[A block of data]
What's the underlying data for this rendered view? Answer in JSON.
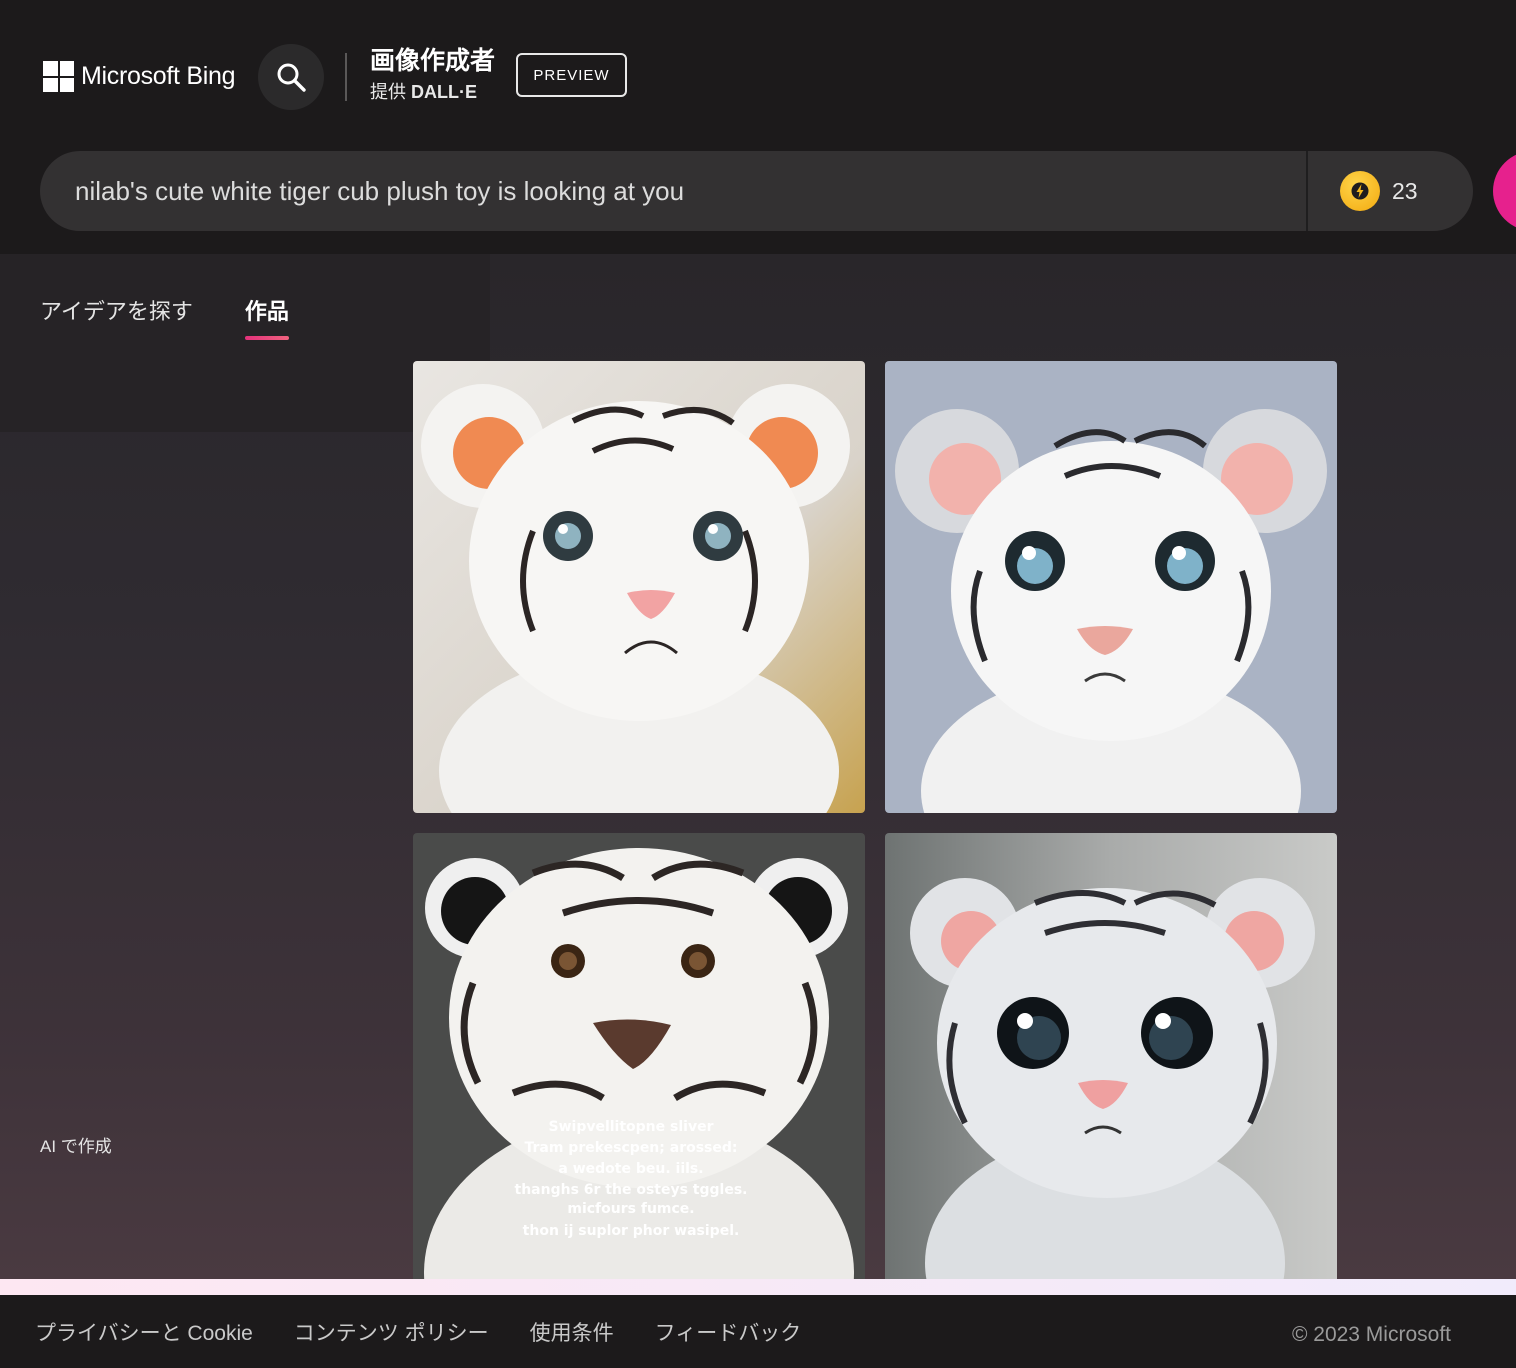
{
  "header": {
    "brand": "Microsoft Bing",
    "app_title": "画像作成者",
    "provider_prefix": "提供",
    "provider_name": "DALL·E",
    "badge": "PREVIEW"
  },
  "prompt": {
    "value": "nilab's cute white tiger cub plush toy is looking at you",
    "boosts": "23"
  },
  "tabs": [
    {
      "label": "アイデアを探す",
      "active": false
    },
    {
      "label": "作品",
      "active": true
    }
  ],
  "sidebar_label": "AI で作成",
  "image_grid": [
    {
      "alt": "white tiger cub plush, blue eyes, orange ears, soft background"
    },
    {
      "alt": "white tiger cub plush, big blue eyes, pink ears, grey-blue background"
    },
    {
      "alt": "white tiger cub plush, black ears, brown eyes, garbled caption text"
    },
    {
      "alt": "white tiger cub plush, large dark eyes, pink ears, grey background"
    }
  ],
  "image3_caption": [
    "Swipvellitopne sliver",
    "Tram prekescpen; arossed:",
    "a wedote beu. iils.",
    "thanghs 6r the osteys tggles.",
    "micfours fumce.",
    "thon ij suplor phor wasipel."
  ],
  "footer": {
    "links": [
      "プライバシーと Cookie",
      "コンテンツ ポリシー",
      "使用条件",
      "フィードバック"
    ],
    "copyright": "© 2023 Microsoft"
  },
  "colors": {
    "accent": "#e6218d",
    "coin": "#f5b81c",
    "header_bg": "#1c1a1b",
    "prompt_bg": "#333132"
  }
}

◆ What is required
The listing above needs to be output again exactly. Don't include the pictures.

◆ Full answer
What's the underlying data for this rendered view? Answer in JSON.
{
  "header": {
    "brand": "Microsoft Bing",
    "app_title": "画像作成者",
    "provider_prefix": "提供",
    "provider_name": "DALL·E",
    "badge": "PREVIEW"
  },
  "prompt": {
    "value": "nilab's cute white tiger cub plush toy is looking at you",
    "boosts": "23"
  },
  "tabs": [
    {
      "label": "アイデアを探す",
      "active": false
    },
    {
      "label": "作品",
      "active": true
    }
  ],
  "sidebar_label": "AI で作成",
  "image_grid": [
    {
      "alt": "white tiger cub plush, blue eyes, orange ears, soft background"
    },
    {
      "alt": "white tiger cub plush, big blue eyes, pink ears, grey-blue background"
    },
    {
      "alt": "white tiger cub plush, black ears, brown eyes, garbled caption text"
    },
    {
      "alt": "white tiger cub plush, large dark eyes, pink ears, grey background"
    }
  ],
  "image3_caption": [
    "Swipvellitopne sliver",
    "Tram prekescpen; arossed:",
    "a wedote beu. iils.",
    "thanghs 6r the osteys tggles.",
    "micfours fumce.",
    "thon ij suplor phor wasipel."
  ],
  "footer": {
    "links": [
      "プライバシーと Cookie",
      "コンテンツ ポリシー",
      "使用条件",
      "フィードバック"
    ],
    "copyright": "© 2023 Microsoft"
  },
  "colors": {
    "accent": "#e6218d",
    "coin": "#f5b81c",
    "header_bg": "#1c1a1b",
    "prompt_bg": "#333132"
  }
}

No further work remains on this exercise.